* begin The input *
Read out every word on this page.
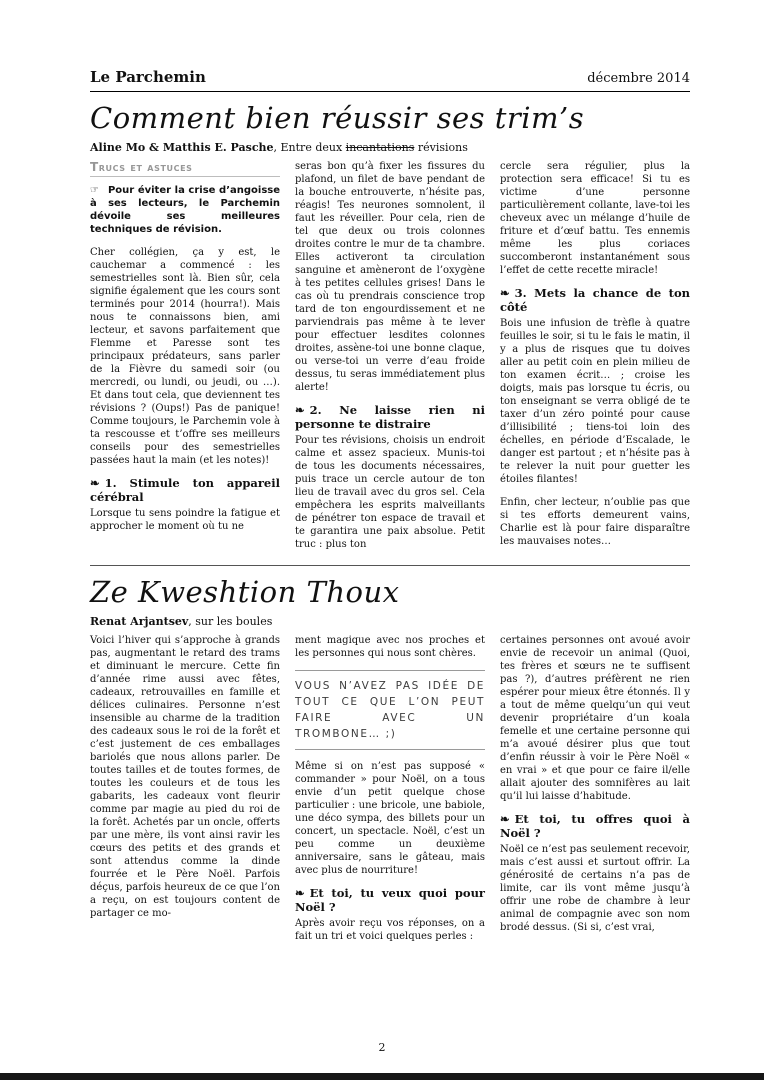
Le Parchemin	décembre 2014
Comment bien réussir ses trim’s
Aline Mo & Matthis E. Pasche, Entre deux incantations révisions
Trucs et astuces

☞ Pour éviter la crise d’angoisse à ses lecteurs, le Parchemin dévoile ses meilleures techniques de révision.

Cher collégien, ça y est, le cauchemar a commencé : les semestrielles sont là. Bien sûr, cela signifie également que les cours sont terminés pour 2014 (hourra!). Mais nous te connaissons bien, ami lecteur, et savons parfaitement que Flemme et Paresse sont tes principaux prédateurs, sans parler de la Fièvre du samedi soir (ou mercredi, ou lundi, ou jeudi, ou …). Et dans tout cela, que deviennent tes révisions ? (Oups!) Pas de panique! Comme toujours, le Parchemin vole à ta rescousse et t’offre ses meilleurs conseils pour des semestrielles passées haut la main (et les notes)!

❧ 1. Stimule ton appareil cérébral

Lorsque tu sens poindre la fatigue et approcher le moment où tu ne

seras bon qu’à fixer les fissures du plafond, un filet de bave pendant de la bouche entrouverte, n’hésite pas, réagis! Tes neurones somnolent, il faut les réveiller. Pour cela, rien de tel que deux ou trois colonnes droites contre le mur de ta chambre. Elles activeront ta circulation sanguine et amèneront de l’oxygène à tes petites cellules grises! Dans le cas où tu prendrais conscience trop tard de ton engourdissement et ne parviendrais pas même à te lever pour effectuer lesdites colonnes droites, assène-toi une bonne claque, ou verse-toi un verre d’eau froide dessus, tu seras immédiatement plus alerte!

❧ 2. Ne laisse rien ni personne te distraire

Pour tes révisions, choisis un endroit calme et assez spacieux. Munis-toi de tous les documents nécessaires, puis trace un cercle autour de ton lieu de travail avec du gros sel. Cela empêchera les esprits malveillants de pénétrer ton espace de travail et te garantira une paix absolue. Petit truc : plus ton

cercle sera régulier, plus la protection sera efficace! Si tu es victime d’une personne particulièrement collante, lave-toi les cheveux avec un mélange d’huile de friture et d’œuf battu. Tes ennemis même les plus coriaces succomberont instantanément sous l’effet de cette recette miracle!

❧ 3. Mets la chance de ton côté

Bois une infusion de trèfle à quatre feuilles le soir, si tu le fais le matin, il y a plus de risques que tu doives aller au petit coin en plein milieu de ton examen écrit… ; croise les doigts, mais pas lorsque tu écris, ou ton enseignant se verra obligé de te taxer d’un zéro pointé pour cause d’illisibilité ; tiens-toi loin des échelles, en période d’Escalade, le danger est partout ; et n’hésite pas à te relever la nuit pour guetter les étoiles filantes!

Enfin, cher lecteur, n’oublie pas que si tes efforts demeurent vains, Charlie est là pour faire disparaître les mauvaises notes…

Ze Kweshtion Thoux
Renat Arjantsev, sur les boules

Voici l’hiver qui s’approche à grands pas, augmentant le retard des trams et diminuant le mercure. Cette fin d’année rime aussi avec fêtes, cadeaux, retrouvailles en famille et délices culinaires. Personne n’est insensible au charme de la tradition des cadeaux sous le roi de la forêt et c’est justement de ces emballages bariolés que nous allons parler. De toutes tailles et de toutes formes, de toutes les couleurs et de tous les gabarits, les cadeaux vont fleurir comme par magie au pied du roi de la forêt. Achetés par un oncle, offerts par une mère, ils vont ainsi ravir les cœurs des petits et des grands et sont attendus comme la dinde fourrée et le Père Noël. Parfois déçus, parfois heureux de ce que l’on a reçu, on est toujours content de partager ce mo-

ment magique avec nos proches et les personnes qui nous sont chères.

VOUS N’AVEZ PAS IDÉE DE TOUT CE QUE L’ON PEUT FAIRE AVEC UN TROMBONE… ;)

Même si on n’est pas supposé « commander » pour Noël, on a tous envie d’un petit quelque chose particulier : une bricole, une babiole, une déco sympa, des billets pour un concert, un spectacle. Noël, c’est un peu comme un deuxième anniversaire, sans le gâteau, mais avec plus de nourriture!

❧ Et toi, tu veux quoi pour Noël ?

Après avoir reçu vos réponses, on a fait un tri et voici quelques perles :

certaines personnes ont avoué avoir envie de recevoir un animal (Quoi, tes frères et sœurs ne te suffisent pas ?), d’autres préfèrent ne rien espérer pour mieux être étonnés. Il y a tout de même quelqu’un qui veut devenir propriétaire d’un koala femelle et une certaine personne qui m’a avoué désirer plus que tout d’enfin réussir à voir le Père Noël « en vrai » et que pour ce faire il/elle allait ajouter des somnifères au lait qu’il lui laisse d’habitude.

❧ Et toi, tu offres quoi à Noël ?

Noël ce n’est pas seulement recevoir, mais c’est aussi et surtout offrir. La générosité de certains n’a pas de limite, car ils vont même jusqu’à offrir une robe de chambre à leur animal de compagnie avec son nom brodé dessus. (Si si, c’est vrai,

2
* end The input *
Job: Repeat the listing verbatim. Skip the pictures.

Written solution:
Read out every word on this page.
Le Parchemin	décembre 2014
Comment bien réussir ses trim’s
Aline Mo & Matthis E. Pasche, Entre deux incantations révisions
Trucs et astuces

☞ Pour éviter la crise d’angoisse à ses lecteurs, le Parchemin dévoile ses meilleures techniques de révision.

Cher collégien, ça y est, le cauchemar a commencé : les semestrielles sont là. Bien sûr, cela signifie également que les cours sont terminés pour 2014 (hourra!). Mais nous te connaissons bien, ami lecteur, et savons parfaitement que Flemme et Paresse sont tes principaux prédateurs, sans parler de la Fièvre du samedi soir (ou mercredi, ou lundi, ou jeudi, ou …). Et dans tout cela, que deviennent tes révisions ? (Oups!) Pas de panique! Comme toujours, le Parchemin vole à ta rescousse et t’offre ses meilleurs conseils pour des semestrielles passées haut la main (et les notes)!

❧ 1. Stimule ton appareil cérébral

Lorsque tu sens poindre la fatigue et approcher le moment où tu ne

seras bon qu’à fixer les fissures du plafond, un filet de bave pendant de la bouche entrouverte, n’hésite pas, réagis! Tes neurones somnolent, il faut les réveiller. Pour cela, rien de tel que deux ou trois colonnes droites contre le mur de ta chambre. Elles activeront ta circulation sanguine et amèneront de l’oxygène à tes petites cellules grises! Dans le cas où tu prendrais conscience trop tard de ton engourdissement et ne parviendrais pas même à te lever pour effectuer lesdites colonnes droites, assène-toi une bonne claque, ou verse-toi un verre d’eau froide dessus, tu seras immédiatement plus alerte!

❧ 2. Ne laisse rien ni personne te distraire

Pour tes révisions, choisis un endroit calme et assez spacieux. Munis-toi de tous les documents nécessaires, puis trace un cercle autour de ton lieu de travail avec du gros sel. Cela empêchera les esprits malveillants de pénétrer ton espace de travail et te garantira une paix absolue. Petit truc : plus ton

cercle sera régulier, plus la protection sera efficace! Si tu es victime d’une personne particulièrement collante, lave-toi les cheveux avec un mélange d’huile de friture et d’œuf battu. Tes ennemis même les plus coriaces succomberont instantanément sous l’effet de cette recette miracle!

❧ 3. Mets la chance de ton côté

Bois une infusion de trèfle à quatre feuilles le soir, si tu le fais le matin, il y a plus de risques que tu doives aller au petit coin en plein milieu de ton examen écrit… ; croise les doigts, mais pas lorsque tu écris, ou ton enseignant se verra obligé de te taxer d’un zéro pointé pour cause d’illisibilité ; tiens-toi loin des échelles, en période d’Escalade, le danger est partout ; et n’hésite pas à te relever la nuit pour guetter les étoiles filantes!

Enfin, cher lecteur, n’oublie pas que si tes efforts demeurent vains, Charlie est là pour faire disparaître les mauvaises notes…

Ze Kweshtion Thoux
Renat Arjantsev, sur les boules

Voici l’hiver qui s’approche à grands pas, augmentant le retard des trams et diminuant le mercure. Cette fin d’année rime aussi avec fêtes, cadeaux, retrouvailles en famille et délices culinaires. Personne n’est insensible au charme de la tradition des cadeaux sous le roi de la forêt et c’est justement de ces emballages bariolés que nous allons parler. De toutes tailles et de toutes formes, de toutes les couleurs et de tous les gabarits, les cadeaux vont fleurir comme par magie au pied du roi de la forêt. Achetés par un oncle, offerts par une mère, ils vont ainsi ravir les cœurs des petits et des grands et sont attendus comme la dinde fourrée et le Père Noël. Parfois déçus, parfois heureux de ce que l’on a reçu, on est toujours content de partager ce mo-

ment magique avec nos proches et les personnes qui nous sont chères.

VOUS N’AVEZ PAS IDÉE DE TOUT CE QUE L’ON PEUT FAIRE AVEC UN TROMBONE… ;)

Même si on n’est pas supposé « commander » pour Noël, on a tous envie d’un petit quelque chose particulier : une bricole, une babiole, une déco sympa, des billets pour un concert, un spectacle. Noël, c’est un peu comme un deuxième anniversaire, sans le gâteau, mais avec plus de nourriture!

❧ Et toi, tu veux quoi pour Noël ?

Après avoir reçu vos réponses, on a fait un tri et voici quelques perles :

certaines personnes ont avoué avoir envie de recevoir un animal (Quoi, tes frères et sœurs ne te suffisent pas ?), d’autres préfèrent ne rien espérer pour mieux être étonnés. Il y a tout de même quelqu’un qui veut devenir propriétaire d’un koala femelle et une certaine personne qui m’a avoué désirer plus que tout d’enfin réussir à voir le Père Noël « en vrai » et que pour ce faire il/elle allait ajouter des somnifères au lait qu’il lui laisse d’habitude.

❧ Et toi, tu offres quoi à Noël ?

Noël ce n’est pas seulement recevoir, mais c’est aussi et surtout offrir. La générosité de certains n’a pas de limite, car ils vont même jusqu’à offrir une robe de chambre à leur animal de compagnie avec son nom brodé dessus. (Si si, c’est vrai,

2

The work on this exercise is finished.